**Objective:**
Every line with the string "active" should be gathered.

-- START Input material --

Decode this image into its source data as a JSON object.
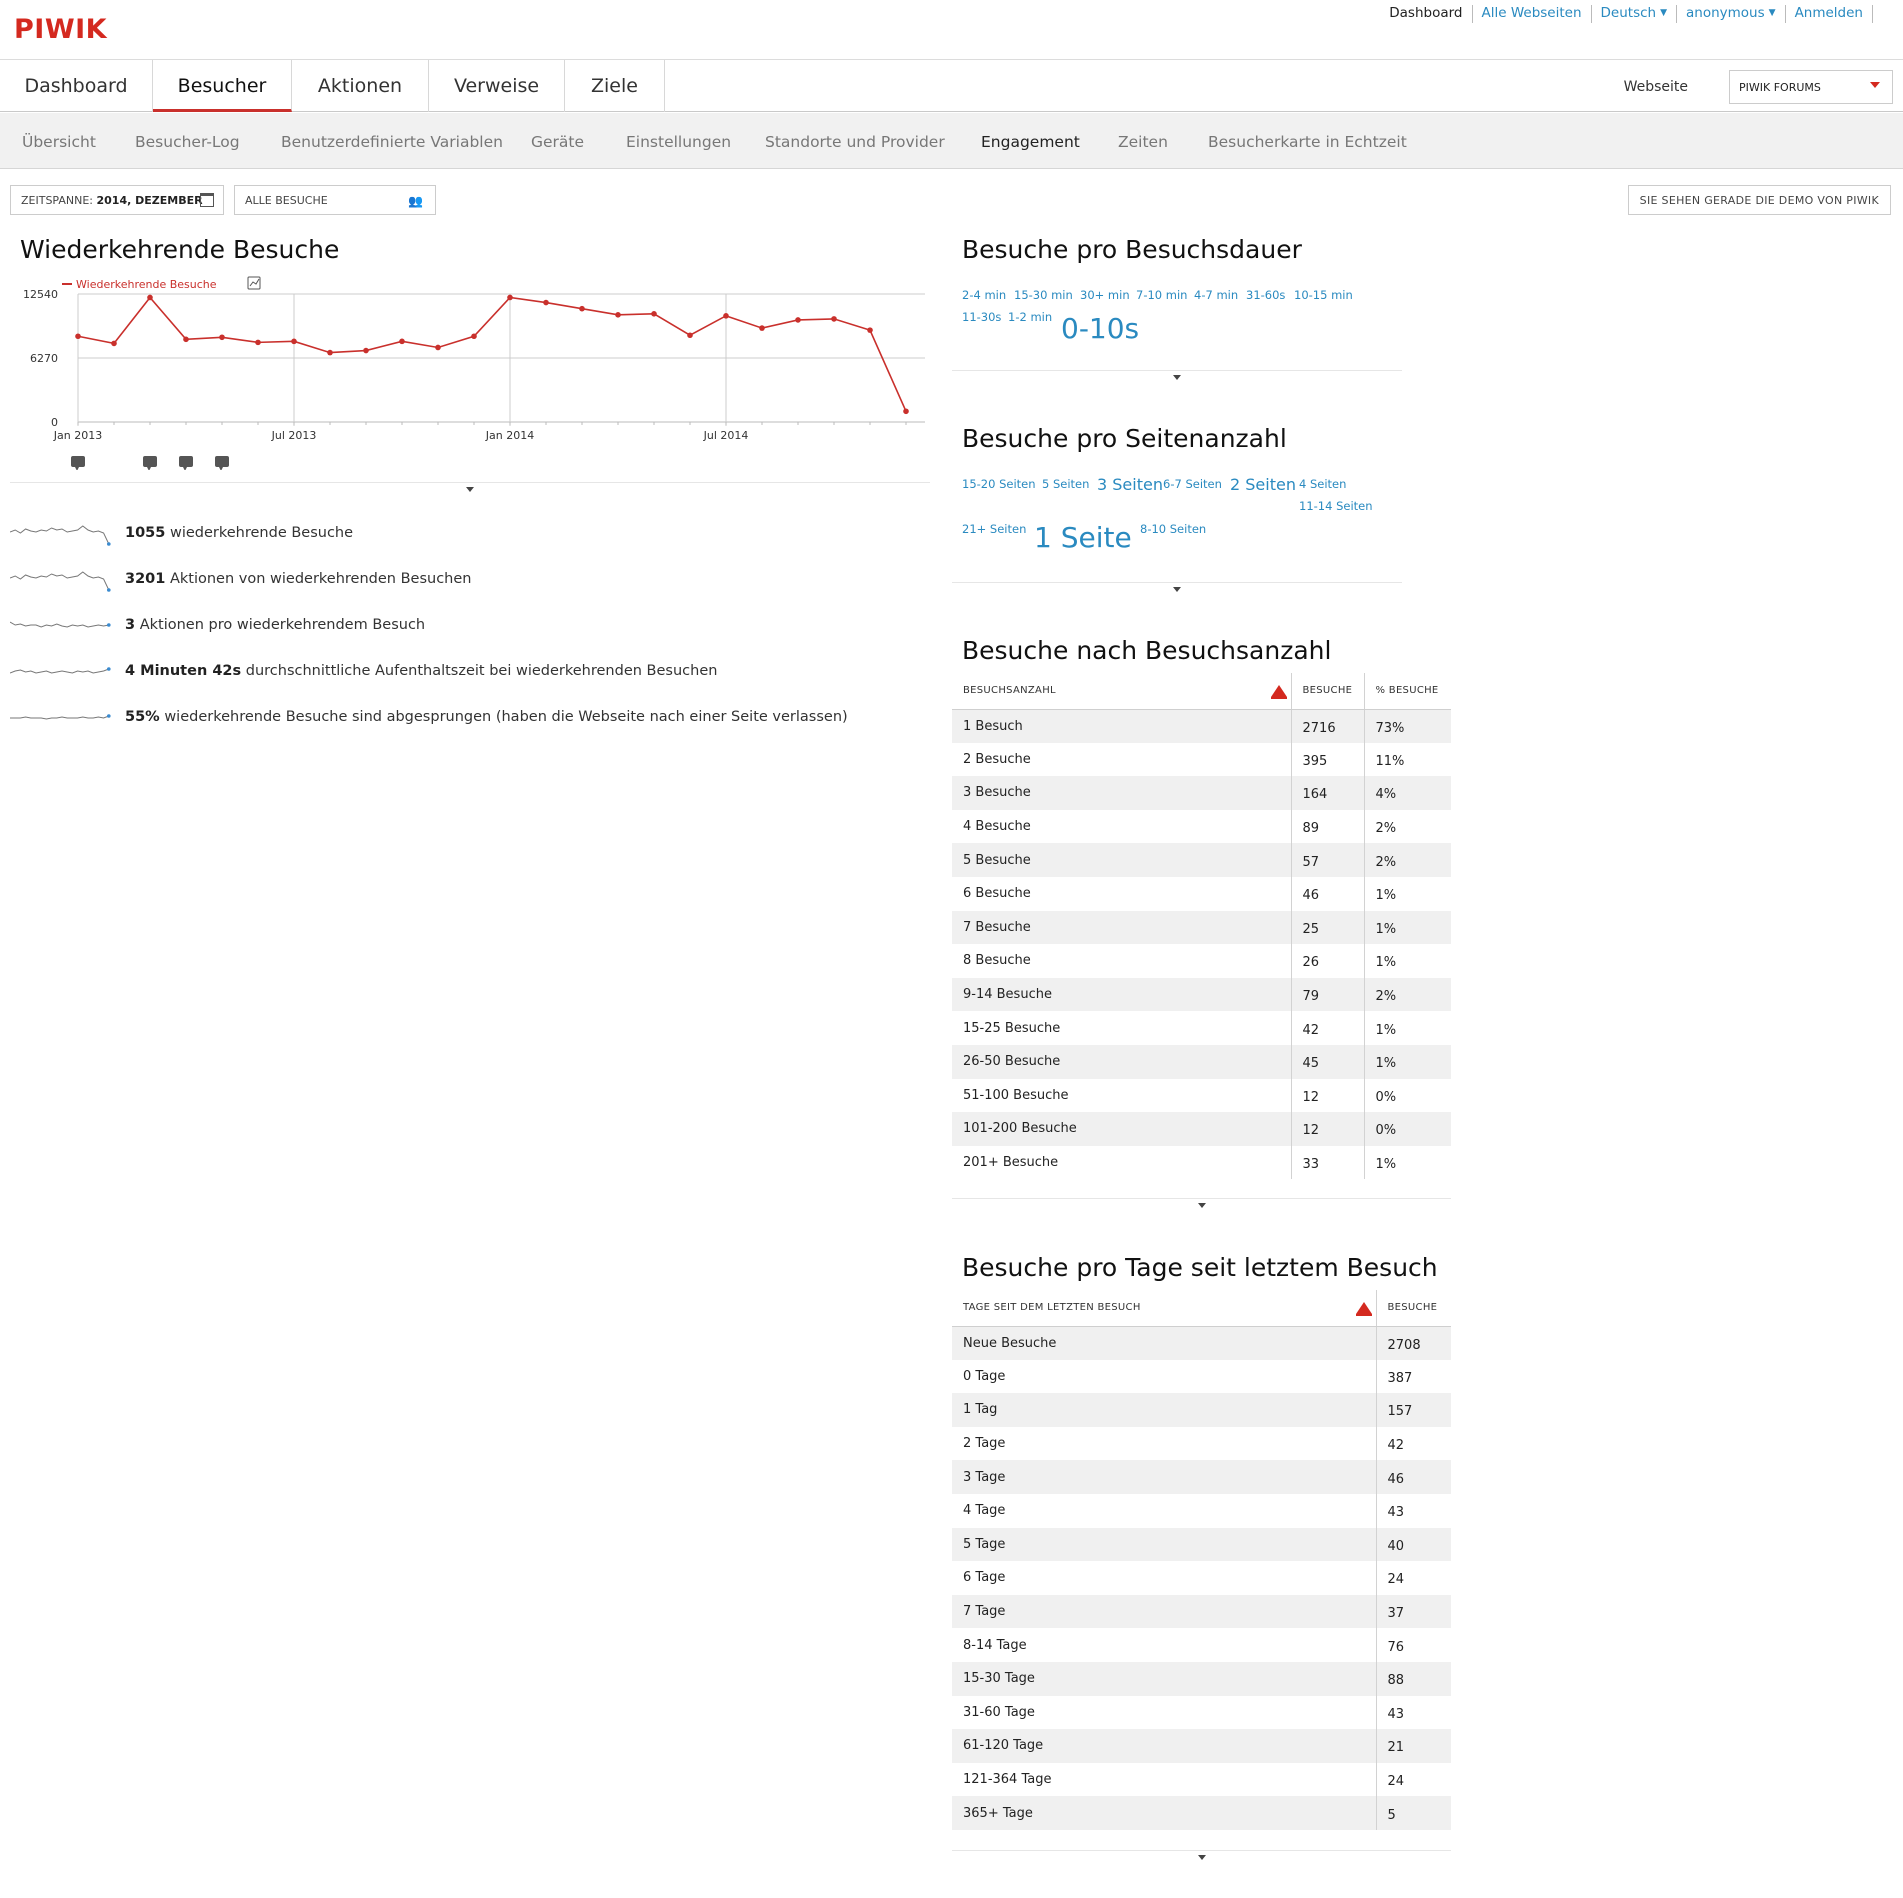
{
  "brand": {
    "logo": "PIWIK",
    "color": "#d4291f",
    "link_color": "#2a8ac0"
  },
  "top_links": {
    "dashboard": "Dashboard",
    "all_websites": "Alle Webseiten",
    "language": "Deutsch",
    "user": "anonymous",
    "login": "Anmelden"
  },
  "main_menu": {
    "tabs": [
      "Dashboard",
      "Besucher",
      "Aktionen",
      "Verweise",
      "Ziele"
    ],
    "active": "Besucher"
  },
  "site_selector": {
    "label": "Webseite",
    "value": "PIWIK FORUMS"
  },
  "sub_menu": {
    "tabs": [
      "Übersicht",
      "Besucher-Log",
      "Benutzerdefinierte Variablen",
      "Geräte",
      "Einstellungen",
      "Standorte und Provider",
      "Engagement",
      "Zeiten",
      "Besucherkarte in Echtzeit"
    ],
    "active": "Engagement"
  },
  "controls": {
    "period_label": "ZEITSPANNE:",
    "period_value": "2014, DEZEMBER",
    "segment": "ALLE BESUCHE",
    "demo_notice": "SIE SEHEN GERADE DIE DEMO VON PIWIK"
  },
  "returning": {
    "title": "Wiederkehrende Besuche",
    "chart_data": {
      "type": "line",
      "title": "Wiederkehrende Besuche",
      "series": [
        {
          "name": "Wiederkehrende Besuche",
          "color": "#c9302c",
          "values": [
            8400,
            7700,
            12200,
            8100,
            8300,
            7800,
            7900,
            6800,
            7000,
            7900,
            7300,
            8400,
            12200,
            11700,
            11100,
            10500,
            10600,
            8500,
            10400,
            9200,
            10000,
            10100,
            9000,
            1050
          ]
        }
      ],
      "x": [
        "2013-01",
        "2013-02",
        "2013-03",
        "2013-04",
        "2013-05",
        "2013-06",
        "2013-07",
        "2013-08",
        "2013-09",
        "2013-10",
        "2013-11",
        "2013-12",
        "2014-01",
        "2014-02",
        "2014-03",
        "2014-04",
        "2014-05",
        "2014-06",
        "2014-07",
        "2014-08",
        "2014-09",
        "2014-10",
        "2014-11",
        "2014-12"
      ],
      "x_tick_labels": [
        "Jan 2013",
        "Jul 2013",
        "Jan 2014",
        "Jul 2014"
      ],
      "y_tick_labels": [
        "12540",
        "6270",
        "0"
      ],
      "ylim": [
        0,
        12540
      ],
      "grid": true,
      "legend": "top-left",
      "annotation_months": [
        "2013-01",
        "2013-03",
        "2013-04",
        "2013-05"
      ]
    },
    "sparklines": [
      {
        "value": "1055",
        "text": "wiederkehrende Besuche"
      },
      {
        "value": "3201",
        "text": "Aktionen von wiederkehrenden Besuchen"
      },
      {
        "value": "3",
        "text": "Aktionen pro wiederkehrendem Besuch"
      },
      {
        "value": "4 Minuten 42s",
        "text": "durchschnittliche Aufenthaltszeit bei wiederkehrenden Besuchen"
      },
      {
        "value": "55%",
        "text": "wiederkehrende Besuche sind abgesprungen (haben die Webseite nach einer Seite verlassen)"
      }
    ]
  },
  "duration": {
    "title": "Besuche pro Besuchsdauer",
    "tags": [
      "2-4 min",
      "15-30 min",
      "30+ min",
      "7-10 min",
      "4-7 min",
      "31-60s",
      "10-15 min",
      "11-30s",
      "1-2 min",
      "0-10s"
    ]
  },
  "pages": {
    "title": "Besuche pro Seitenanzahl",
    "tags": [
      "15-20 Seiten",
      "5 Seiten",
      "3 Seiten",
      "6-7 Seiten",
      "2 Seiten",
      "4 Seiten",
      "11-14 Seiten",
      "21+ Seiten",
      "1 Seite",
      "8-10 Seiten"
    ]
  },
  "visit_count": {
    "title": "Besuche nach Besuchsanzahl",
    "headers": [
      "BESUCHSANZAHL",
      "BESUCHE",
      "% BESUCHE"
    ],
    "rows": [
      [
        "1 Besuch",
        "2716",
        "73%"
      ],
      [
        "2 Besuche",
        "395",
        "11%"
      ],
      [
        "3 Besuche",
        "164",
        "4%"
      ],
      [
        "4 Besuche",
        "89",
        "2%"
      ],
      [
        "5 Besuche",
        "57",
        "2%"
      ],
      [
        "6 Besuche",
        "46",
        "1%"
      ],
      [
        "7 Besuche",
        "25",
        "1%"
      ],
      [
        "8 Besuche",
        "26",
        "1%"
      ],
      [
        "9-14 Besuche",
        "79",
        "2%"
      ],
      [
        "15-25 Besuche",
        "42",
        "1%"
      ],
      [
        "26-50 Besuche",
        "45",
        "1%"
      ],
      [
        "51-100 Besuche",
        "12",
        "0%"
      ],
      [
        "101-200 Besuche",
        "12",
        "0%"
      ],
      [
        "201+ Besuche",
        "33",
        "1%"
      ]
    ]
  },
  "days_since": {
    "title": "Besuche pro Tage seit letztem Besuch",
    "headers": [
      "TAGE SEIT DEM LETZTEN BESUCH",
      "BESUCHE"
    ],
    "rows": [
      [
        "Neue Besuche",
        "2708"
      ],
      [
        "0 Tage",
        "387"
      ],
      [
        "1 Tag",
        "157"
      ],
      [
        "2 Tage",
        "42"
      ],
      [
        "3 Tage",
        "46"
      ],
      [
        "4 Tage",
        "43"
      ],
      [
        "5 Tage",
        "40"
      ],
      [
        "6 Tage",
        "24"
      ],
      [
        "7 Tage",
        "37"
      ],
      [
        "8-14 Tage",
        "76"
      ],
      [
        "15-30 Tage",
        "88"
      ],
      [
        "31-60 Tage",
        "43"
      ],
      [
        "61-120 Tage",
        "21"
      ],
      [
        "121-364 Tage",
        "24"
      ],
      [
        "365+ Tage",
        "5"
      ]
    ]
  }
}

-- END Input material --

**Reply to the exercise:**
    "active": "Besucher"
    "active": "Engagement"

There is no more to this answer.